--- BEGIN Information shown ---
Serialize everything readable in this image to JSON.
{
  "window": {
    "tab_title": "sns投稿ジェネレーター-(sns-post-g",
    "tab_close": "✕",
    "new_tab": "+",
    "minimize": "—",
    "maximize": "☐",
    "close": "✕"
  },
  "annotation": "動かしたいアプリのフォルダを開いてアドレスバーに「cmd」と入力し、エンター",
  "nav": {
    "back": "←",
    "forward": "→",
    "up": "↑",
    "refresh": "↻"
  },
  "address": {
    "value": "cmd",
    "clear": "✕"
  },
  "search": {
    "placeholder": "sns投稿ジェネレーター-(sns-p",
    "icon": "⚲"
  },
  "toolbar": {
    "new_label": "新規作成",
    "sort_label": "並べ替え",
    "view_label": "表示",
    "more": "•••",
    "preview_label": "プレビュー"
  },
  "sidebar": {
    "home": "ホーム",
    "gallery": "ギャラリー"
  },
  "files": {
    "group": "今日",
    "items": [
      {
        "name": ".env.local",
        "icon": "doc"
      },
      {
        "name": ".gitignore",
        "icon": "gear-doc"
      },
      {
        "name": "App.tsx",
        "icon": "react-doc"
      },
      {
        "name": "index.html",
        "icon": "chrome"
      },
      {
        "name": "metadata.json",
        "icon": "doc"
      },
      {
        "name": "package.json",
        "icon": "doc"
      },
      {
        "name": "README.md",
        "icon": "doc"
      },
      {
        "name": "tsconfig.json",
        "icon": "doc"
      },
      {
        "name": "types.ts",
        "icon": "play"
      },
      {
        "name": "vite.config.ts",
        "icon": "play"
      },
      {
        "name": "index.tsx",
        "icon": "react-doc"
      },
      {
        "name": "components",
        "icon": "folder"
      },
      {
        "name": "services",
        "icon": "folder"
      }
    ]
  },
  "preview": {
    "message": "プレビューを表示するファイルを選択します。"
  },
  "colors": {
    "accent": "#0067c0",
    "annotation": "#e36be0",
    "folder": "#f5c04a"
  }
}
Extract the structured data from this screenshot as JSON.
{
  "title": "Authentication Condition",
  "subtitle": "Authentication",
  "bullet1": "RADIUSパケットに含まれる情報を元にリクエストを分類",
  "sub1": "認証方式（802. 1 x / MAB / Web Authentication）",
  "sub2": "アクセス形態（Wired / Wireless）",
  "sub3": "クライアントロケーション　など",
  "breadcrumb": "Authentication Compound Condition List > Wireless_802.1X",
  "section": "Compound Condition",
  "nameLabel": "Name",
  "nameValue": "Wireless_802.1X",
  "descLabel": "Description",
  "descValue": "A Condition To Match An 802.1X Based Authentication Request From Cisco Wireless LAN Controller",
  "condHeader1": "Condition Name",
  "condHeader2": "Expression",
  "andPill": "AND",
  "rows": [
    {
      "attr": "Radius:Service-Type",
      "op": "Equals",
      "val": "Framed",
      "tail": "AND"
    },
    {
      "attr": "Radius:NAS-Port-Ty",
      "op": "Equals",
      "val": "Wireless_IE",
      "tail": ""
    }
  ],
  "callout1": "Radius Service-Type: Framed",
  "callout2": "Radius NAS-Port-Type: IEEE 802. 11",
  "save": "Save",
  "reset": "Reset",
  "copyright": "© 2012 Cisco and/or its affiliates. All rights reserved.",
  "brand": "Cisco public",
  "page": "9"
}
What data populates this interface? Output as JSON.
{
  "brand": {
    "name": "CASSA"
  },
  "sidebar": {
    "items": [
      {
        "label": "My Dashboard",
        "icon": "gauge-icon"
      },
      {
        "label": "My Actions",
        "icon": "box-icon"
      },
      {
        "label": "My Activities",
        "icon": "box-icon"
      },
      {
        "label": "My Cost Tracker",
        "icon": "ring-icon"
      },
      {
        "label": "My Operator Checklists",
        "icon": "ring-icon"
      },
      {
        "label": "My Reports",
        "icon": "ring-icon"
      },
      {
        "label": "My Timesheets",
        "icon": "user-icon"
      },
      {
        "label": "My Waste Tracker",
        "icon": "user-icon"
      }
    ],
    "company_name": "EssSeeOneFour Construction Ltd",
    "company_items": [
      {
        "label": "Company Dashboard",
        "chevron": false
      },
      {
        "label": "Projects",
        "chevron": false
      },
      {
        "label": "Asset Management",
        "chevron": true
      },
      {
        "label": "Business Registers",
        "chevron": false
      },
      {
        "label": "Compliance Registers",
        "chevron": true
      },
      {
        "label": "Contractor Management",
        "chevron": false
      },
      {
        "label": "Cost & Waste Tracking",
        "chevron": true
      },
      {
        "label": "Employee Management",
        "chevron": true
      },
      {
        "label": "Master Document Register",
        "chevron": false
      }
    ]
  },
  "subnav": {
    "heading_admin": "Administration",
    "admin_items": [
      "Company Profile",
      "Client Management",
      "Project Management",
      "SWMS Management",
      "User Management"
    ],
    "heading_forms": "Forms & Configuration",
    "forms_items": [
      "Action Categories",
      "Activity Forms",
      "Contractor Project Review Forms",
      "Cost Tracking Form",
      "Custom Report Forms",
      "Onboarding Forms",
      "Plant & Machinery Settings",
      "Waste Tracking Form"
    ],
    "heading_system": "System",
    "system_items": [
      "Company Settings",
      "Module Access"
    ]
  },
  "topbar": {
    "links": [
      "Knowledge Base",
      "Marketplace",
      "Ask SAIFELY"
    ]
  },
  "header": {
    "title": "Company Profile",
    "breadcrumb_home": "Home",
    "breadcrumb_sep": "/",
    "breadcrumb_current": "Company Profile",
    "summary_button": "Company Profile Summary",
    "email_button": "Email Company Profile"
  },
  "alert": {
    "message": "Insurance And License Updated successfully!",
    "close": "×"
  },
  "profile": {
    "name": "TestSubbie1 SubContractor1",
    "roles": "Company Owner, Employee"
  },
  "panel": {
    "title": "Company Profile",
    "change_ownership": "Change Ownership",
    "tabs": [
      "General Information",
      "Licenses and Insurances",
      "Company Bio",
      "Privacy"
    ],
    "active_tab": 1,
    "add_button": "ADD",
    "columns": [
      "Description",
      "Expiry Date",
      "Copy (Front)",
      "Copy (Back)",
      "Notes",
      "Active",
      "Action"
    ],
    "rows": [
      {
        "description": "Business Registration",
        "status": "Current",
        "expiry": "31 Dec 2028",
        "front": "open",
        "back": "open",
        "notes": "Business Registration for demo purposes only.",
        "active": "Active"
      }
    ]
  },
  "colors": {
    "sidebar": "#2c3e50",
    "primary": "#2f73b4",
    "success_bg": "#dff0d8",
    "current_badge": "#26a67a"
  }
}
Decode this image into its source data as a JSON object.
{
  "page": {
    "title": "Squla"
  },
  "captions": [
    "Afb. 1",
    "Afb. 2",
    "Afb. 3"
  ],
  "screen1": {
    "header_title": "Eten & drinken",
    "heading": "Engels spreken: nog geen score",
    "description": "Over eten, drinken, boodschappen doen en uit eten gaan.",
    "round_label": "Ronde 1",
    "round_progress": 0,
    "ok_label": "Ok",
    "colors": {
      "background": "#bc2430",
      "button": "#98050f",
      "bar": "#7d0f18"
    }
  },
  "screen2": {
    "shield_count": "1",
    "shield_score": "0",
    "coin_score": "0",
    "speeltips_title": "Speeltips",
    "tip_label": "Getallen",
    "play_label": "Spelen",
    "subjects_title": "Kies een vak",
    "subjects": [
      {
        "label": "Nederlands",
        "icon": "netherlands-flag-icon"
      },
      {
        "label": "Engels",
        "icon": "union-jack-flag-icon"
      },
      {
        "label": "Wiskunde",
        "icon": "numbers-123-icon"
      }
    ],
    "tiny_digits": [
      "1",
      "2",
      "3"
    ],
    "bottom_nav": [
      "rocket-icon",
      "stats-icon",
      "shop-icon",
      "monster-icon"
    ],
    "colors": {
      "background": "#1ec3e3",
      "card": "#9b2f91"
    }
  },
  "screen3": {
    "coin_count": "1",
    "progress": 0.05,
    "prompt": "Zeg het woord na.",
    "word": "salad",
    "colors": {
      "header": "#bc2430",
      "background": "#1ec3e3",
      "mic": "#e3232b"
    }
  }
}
--- END Information shown ---
▶ **Exercise**
Tally how many lines of the records hold the word "Registers". Answer with the number only.

▶ **Result of the task**
2